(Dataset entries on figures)
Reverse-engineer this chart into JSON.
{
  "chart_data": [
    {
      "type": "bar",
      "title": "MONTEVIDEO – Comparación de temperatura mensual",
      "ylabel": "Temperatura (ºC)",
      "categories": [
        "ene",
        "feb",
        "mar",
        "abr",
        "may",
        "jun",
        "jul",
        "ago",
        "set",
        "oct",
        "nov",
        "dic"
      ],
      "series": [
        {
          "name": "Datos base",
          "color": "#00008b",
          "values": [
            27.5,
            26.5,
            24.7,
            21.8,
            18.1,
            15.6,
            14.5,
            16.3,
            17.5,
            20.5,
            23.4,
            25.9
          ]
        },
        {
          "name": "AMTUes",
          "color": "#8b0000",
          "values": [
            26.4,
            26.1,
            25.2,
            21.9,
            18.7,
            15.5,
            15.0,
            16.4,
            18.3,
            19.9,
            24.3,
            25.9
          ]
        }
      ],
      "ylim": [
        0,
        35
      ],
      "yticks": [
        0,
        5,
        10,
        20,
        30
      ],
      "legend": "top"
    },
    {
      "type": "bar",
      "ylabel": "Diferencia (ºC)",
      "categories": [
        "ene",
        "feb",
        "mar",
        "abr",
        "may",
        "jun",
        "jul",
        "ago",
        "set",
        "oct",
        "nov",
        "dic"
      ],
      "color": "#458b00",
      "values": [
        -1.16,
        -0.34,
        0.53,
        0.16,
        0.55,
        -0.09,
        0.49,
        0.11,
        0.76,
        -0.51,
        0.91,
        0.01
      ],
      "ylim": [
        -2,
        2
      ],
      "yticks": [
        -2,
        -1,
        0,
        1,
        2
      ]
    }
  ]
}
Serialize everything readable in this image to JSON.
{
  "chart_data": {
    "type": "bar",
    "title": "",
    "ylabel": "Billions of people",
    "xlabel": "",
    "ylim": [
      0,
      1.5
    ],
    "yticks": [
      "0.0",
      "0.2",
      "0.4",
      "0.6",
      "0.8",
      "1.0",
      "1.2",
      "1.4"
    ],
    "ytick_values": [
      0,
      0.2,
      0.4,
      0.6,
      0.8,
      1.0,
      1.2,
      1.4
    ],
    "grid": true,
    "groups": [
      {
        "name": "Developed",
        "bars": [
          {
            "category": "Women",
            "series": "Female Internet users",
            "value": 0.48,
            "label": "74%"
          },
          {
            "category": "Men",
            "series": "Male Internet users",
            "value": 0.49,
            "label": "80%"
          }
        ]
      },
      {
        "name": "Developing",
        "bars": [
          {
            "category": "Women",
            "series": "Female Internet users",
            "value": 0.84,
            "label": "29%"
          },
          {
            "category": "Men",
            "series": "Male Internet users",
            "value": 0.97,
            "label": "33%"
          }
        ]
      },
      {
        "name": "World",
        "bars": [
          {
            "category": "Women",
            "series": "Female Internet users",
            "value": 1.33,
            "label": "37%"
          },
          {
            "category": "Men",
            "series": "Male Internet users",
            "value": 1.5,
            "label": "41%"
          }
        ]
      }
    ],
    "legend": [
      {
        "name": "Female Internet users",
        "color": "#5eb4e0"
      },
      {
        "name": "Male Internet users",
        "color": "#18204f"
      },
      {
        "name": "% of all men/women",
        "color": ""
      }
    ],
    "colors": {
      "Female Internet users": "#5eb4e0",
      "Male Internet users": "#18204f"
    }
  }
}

Task: Copy all of the material word for word.

Response to the task:
Reverse-engineer this chart into JSON.
{
  "chart_data": [
    {
      "type": "bar",
      "title": "MONTEVIDEO – Comparación de temperatura mensual",
      "ylabel": "Temperatura (ºC)",
      "categories": [
        "ene",
        "feb",
        "mar",
        "abr",
        "may",
        "jun",
        "jul",
        "ago",
        "set",
        "oct",
        "nov",
        "dic"
      ],
      "series": [
        {
          "name": "Datos base",
          "color": "#00008b",
          "values": [
            27.5,
            26.5,
            24.7,
            21.8,
            18.1,
            15.6,
            14.5,
            16.3,
            17.5,
            20.5,
            23.4,
            25.9
          ]
        },
        {
          "name": "AMTUes",
          "color": "#8b0000",
          "values": [
            26.4,
            26.1,
            25.2,
            21.9,
            18.7,
            15.5,
            15.0,
            16.4,
            18.3,
            19.9,
            24.3,
            25.9
          ]
        }
      ],
      "ylim": [
        0,
        35
      ],
      "yticks": [
        0,
        5,
        10,
        20,
        30
      ],
      "legend": "top"
    },
    {
      "type": "bar",
      "ylabel": "Diferencia (ºC)",
      "categories": [
        "ene",
        "feb",
        "mar",
        "abr",
        "may",
        "jun",
        "jul",
        "ago",
        "set",
        "oct",
        "nov",
        "dic"
      ],
      "color": "#458b00",
      "values": [
        -1.16,
        -0.34,
        0.53,
        0.16,
        0.55,
        -0.09,
        0.49,
        0.11,
        0.76,
        -0.51,
        0.91,
        0.01
      ],
      "ylim": [
        -2,
        2
      ],
      "yticks": [
        -2,
        -1,
        0,
        1,
        2
      ]
    }
  ]
}
Serialize everything readable in this image to JSON.
{
  "chart_data": {
    "type": "bar",
    "title": "",
    "ylabel": "Billions of people",
    "xlabel": "",
    "ylim": [
      0,
      1.5
    ],
    "yticks": [
      "0.0",
      "0.2",
      "0.4",
      "0.6",
      "0.8",
      "1.0",
      "1.2",
      "1.4"
    ],
    "ytick_values": [
      0,
      0.2,
      0.4,
      0.6,
      0.8,
      1.0,
      1.2,
      1.4
    ],
    "grid": true,
    "groups": [
      {
        "name": "Developed",
        "bars": [
          {
            "category": "Women",
            "series": "Female Internet users",
            "value": 0.48,
            "label": "74%"
          },
          {
            "category": "Men",
            "series": "Male Internet users",
            "value": 0.49,
            "label": "80%"
          }
        ]
      },
      {
        "name": "Developing",
        "bars": [
          {
            "category": "Women",
            "series": "Female Internet users",
            "value": 0.84,
            "label": "29%"
          },
          {
            "category": "Men",
            "series": "Male Internet users",
            "value": 0.97,
            "label": "33%"
          }
        ]
      },
      {
        "name": "World",
        "bars": [
          {
            "category": "Women",
            "series": "Female Internet users",
            "value": 1.33,
            "label": "37%"
          },
          {
            "category": "Men",
            "series": "Male Internet users",
            "value": 1.5,
            "label": "41%"
          }
        ]
      }
    ],
    "legend": [
      {
        "name": "Female Internet users",
        "color": "#5eb4e0"
      },
      {
        "name": "Male Internet users",
        "color": "#18204f"
      },
      {
        "name": "% of all men/women",
        "color": ""
      }
    ],
    "colors": {
      "Female Internet users": "#5eb4e0",
      "Male Internet users": "#18204f"
    }
  }
}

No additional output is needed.